_EXERCISE_
Copy each line with the word "settings" in it.

_RECORDS SHOWN_

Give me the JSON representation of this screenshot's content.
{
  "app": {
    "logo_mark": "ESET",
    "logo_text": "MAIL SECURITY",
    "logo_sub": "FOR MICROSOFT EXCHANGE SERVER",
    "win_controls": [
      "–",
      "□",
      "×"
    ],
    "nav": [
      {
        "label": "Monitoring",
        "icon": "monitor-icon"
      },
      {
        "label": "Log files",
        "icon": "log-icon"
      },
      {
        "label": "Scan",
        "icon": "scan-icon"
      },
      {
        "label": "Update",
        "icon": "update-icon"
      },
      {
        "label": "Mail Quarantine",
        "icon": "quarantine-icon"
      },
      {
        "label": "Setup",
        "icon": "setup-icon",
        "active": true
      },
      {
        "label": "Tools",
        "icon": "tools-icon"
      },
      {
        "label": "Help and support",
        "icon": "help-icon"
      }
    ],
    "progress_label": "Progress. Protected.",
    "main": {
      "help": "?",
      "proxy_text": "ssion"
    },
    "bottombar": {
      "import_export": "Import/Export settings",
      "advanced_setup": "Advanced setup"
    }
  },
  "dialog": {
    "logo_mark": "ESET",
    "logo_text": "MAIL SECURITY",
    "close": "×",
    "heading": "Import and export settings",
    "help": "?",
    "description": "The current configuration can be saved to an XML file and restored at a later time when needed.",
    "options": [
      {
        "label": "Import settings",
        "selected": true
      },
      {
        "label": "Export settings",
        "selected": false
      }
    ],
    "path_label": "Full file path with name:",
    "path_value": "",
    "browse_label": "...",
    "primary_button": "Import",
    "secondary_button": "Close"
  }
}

_SOLUTION FOR THIS TASK_
      "import_export": "Import/Export settings",
    "heading": "Import and export settings",
        "label": "Import settings",
        "label": "Export settings",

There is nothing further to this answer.